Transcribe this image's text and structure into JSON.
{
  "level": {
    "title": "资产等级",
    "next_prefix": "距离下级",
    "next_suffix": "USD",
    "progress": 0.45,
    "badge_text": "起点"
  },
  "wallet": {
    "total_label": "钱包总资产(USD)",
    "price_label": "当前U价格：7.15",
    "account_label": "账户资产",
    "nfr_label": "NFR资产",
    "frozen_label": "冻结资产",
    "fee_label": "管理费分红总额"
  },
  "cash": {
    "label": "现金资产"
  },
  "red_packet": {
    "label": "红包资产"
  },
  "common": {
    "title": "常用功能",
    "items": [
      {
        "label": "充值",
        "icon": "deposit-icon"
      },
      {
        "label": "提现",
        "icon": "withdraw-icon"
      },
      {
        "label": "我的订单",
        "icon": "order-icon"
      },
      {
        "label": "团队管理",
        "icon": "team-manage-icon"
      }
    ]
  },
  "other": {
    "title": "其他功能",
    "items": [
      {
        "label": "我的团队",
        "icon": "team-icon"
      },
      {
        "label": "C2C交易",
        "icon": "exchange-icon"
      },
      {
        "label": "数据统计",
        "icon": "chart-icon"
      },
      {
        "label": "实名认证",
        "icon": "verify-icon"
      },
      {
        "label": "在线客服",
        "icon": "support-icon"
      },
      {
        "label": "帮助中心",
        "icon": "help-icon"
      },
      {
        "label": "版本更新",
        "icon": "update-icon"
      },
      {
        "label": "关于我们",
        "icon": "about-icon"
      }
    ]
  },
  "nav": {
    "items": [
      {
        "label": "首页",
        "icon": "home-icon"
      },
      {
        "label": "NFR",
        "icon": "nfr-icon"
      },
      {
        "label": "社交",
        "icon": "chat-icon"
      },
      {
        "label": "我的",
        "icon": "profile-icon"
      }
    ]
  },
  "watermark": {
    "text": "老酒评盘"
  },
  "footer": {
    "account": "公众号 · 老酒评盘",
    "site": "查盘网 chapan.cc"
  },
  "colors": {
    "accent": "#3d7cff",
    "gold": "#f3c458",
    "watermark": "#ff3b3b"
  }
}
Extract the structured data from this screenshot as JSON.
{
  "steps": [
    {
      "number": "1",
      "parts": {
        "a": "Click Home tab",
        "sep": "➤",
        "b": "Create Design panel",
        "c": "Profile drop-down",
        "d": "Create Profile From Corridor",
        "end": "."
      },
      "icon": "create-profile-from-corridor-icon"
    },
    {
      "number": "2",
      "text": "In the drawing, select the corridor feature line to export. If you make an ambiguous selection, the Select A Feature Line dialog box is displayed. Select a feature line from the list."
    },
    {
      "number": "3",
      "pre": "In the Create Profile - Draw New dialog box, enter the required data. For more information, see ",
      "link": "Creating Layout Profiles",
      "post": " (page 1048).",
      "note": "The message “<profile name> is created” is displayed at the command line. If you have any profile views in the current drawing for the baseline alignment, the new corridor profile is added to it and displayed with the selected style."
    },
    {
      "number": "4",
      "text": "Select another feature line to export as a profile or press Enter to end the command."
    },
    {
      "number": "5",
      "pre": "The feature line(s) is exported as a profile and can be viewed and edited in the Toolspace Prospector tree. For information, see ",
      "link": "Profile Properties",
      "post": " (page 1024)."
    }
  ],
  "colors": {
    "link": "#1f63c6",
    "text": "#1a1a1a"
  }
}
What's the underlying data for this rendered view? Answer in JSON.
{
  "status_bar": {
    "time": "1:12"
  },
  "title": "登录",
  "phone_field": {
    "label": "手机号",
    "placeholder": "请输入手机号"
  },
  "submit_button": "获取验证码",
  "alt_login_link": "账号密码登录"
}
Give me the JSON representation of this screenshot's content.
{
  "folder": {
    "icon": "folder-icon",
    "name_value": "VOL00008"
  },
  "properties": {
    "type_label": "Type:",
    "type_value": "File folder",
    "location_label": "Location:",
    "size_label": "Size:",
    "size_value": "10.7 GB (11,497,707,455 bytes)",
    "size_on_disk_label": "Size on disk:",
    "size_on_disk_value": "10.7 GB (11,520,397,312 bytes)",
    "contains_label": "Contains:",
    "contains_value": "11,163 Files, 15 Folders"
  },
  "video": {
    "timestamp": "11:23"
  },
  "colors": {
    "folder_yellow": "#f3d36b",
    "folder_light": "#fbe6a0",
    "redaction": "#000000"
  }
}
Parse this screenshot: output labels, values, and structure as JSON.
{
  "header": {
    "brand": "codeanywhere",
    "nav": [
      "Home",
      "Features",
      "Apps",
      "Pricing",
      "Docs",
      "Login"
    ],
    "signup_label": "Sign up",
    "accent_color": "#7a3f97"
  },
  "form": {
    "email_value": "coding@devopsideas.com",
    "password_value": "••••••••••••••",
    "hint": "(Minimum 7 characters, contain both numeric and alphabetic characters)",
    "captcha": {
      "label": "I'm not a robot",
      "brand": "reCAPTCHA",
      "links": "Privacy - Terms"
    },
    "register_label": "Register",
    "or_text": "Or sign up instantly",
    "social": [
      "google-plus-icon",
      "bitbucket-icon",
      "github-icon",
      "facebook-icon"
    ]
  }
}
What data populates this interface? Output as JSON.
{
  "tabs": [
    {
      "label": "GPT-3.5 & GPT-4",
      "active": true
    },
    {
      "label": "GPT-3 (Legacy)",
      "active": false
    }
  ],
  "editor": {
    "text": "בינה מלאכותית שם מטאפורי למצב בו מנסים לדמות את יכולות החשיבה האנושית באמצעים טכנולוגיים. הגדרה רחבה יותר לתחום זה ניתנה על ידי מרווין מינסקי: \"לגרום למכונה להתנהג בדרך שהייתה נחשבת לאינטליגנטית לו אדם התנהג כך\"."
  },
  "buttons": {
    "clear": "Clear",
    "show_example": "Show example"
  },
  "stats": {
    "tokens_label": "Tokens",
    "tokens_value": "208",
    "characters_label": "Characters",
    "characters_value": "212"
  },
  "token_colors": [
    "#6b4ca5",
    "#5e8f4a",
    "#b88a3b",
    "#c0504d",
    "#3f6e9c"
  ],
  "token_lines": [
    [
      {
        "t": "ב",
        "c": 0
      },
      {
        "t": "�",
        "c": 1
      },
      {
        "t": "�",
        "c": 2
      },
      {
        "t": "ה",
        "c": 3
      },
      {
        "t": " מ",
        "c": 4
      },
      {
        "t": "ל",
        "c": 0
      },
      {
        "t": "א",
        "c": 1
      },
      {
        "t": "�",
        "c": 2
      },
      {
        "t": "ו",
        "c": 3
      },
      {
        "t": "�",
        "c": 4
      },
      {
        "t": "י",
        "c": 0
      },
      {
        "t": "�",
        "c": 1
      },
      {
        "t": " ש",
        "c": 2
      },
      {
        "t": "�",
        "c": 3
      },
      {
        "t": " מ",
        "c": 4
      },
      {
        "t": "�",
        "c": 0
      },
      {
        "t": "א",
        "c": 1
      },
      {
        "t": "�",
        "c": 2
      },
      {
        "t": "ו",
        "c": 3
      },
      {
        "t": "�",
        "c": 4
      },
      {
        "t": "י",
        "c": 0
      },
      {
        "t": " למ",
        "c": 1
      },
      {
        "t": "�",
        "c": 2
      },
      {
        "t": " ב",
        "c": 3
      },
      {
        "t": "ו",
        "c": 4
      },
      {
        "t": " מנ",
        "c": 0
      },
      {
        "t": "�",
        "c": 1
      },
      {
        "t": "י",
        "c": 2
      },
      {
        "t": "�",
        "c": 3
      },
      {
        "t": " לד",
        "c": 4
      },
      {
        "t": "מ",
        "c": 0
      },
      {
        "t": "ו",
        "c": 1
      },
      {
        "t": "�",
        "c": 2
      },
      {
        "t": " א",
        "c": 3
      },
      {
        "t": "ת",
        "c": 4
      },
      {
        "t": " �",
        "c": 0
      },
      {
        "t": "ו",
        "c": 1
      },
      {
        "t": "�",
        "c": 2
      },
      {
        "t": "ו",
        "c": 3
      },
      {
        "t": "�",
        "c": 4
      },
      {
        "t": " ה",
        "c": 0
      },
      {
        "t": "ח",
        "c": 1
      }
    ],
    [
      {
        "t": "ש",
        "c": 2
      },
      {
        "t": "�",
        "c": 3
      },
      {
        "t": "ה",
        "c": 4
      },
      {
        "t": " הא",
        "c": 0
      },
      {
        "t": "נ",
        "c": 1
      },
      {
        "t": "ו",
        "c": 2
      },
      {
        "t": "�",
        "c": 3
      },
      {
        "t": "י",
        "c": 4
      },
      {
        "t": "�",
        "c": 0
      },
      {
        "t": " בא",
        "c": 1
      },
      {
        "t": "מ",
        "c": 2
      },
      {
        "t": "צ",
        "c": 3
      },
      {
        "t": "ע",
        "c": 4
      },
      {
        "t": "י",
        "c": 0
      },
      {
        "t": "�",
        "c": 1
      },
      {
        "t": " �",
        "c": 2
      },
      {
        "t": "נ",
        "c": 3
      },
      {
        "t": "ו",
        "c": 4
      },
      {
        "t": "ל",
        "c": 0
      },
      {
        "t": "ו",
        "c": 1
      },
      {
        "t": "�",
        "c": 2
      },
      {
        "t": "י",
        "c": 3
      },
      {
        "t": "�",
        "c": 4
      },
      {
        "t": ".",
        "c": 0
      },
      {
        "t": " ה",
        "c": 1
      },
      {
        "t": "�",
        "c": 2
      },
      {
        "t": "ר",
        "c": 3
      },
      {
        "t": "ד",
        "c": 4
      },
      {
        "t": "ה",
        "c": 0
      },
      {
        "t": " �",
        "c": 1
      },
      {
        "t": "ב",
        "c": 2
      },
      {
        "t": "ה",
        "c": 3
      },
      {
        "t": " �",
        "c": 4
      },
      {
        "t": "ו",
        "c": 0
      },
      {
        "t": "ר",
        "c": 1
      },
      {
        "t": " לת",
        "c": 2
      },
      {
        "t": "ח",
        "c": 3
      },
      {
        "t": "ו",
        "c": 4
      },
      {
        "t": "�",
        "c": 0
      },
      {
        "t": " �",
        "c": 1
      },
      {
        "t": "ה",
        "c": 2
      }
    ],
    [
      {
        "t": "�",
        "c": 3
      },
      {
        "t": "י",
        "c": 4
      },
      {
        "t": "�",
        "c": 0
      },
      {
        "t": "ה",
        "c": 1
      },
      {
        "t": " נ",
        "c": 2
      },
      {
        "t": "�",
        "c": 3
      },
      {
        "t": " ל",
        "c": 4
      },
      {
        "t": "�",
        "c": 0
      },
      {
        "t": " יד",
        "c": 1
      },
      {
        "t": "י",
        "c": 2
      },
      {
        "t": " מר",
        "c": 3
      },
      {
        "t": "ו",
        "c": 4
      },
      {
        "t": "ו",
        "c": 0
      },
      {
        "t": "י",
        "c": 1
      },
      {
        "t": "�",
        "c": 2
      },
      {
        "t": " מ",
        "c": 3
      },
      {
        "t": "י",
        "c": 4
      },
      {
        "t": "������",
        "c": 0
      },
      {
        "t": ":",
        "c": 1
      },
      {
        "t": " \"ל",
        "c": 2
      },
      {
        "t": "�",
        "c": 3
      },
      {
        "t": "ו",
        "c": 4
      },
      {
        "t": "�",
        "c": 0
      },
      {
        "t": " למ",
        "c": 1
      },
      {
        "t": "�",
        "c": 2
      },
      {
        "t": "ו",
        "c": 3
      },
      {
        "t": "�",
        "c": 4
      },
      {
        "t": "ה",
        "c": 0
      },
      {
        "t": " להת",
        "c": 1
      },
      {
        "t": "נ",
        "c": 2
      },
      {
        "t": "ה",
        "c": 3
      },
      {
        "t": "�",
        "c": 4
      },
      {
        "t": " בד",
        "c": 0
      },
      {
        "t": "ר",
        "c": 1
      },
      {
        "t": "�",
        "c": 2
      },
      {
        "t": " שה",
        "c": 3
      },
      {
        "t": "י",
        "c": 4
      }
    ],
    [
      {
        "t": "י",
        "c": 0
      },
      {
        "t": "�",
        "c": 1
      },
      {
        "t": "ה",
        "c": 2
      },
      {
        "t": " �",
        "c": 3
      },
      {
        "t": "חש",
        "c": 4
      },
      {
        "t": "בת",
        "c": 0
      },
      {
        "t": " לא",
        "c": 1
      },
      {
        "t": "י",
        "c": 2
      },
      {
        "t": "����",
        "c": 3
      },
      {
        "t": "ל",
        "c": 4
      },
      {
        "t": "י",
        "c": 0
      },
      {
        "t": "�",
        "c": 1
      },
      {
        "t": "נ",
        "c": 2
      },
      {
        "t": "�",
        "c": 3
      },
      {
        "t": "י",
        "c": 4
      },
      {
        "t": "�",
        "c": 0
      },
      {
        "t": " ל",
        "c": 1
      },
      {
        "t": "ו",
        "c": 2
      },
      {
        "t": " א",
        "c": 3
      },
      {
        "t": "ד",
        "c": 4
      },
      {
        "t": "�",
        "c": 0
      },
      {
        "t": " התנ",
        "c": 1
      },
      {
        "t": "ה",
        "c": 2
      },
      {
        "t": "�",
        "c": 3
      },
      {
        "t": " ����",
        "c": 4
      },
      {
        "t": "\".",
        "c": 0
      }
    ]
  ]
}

....

- _Work to be completed_
Copy every line of the listing that contains the word "data".

- _Result_
Extract the structured data from this screenshot as JSON.
      "pre": "In the Create Profile - Draw New dialog box, enter the required data. For more information, see ",
What's the underlying data for this rendered view? Answer in JSON.
What data populates this interface? Output as JSON.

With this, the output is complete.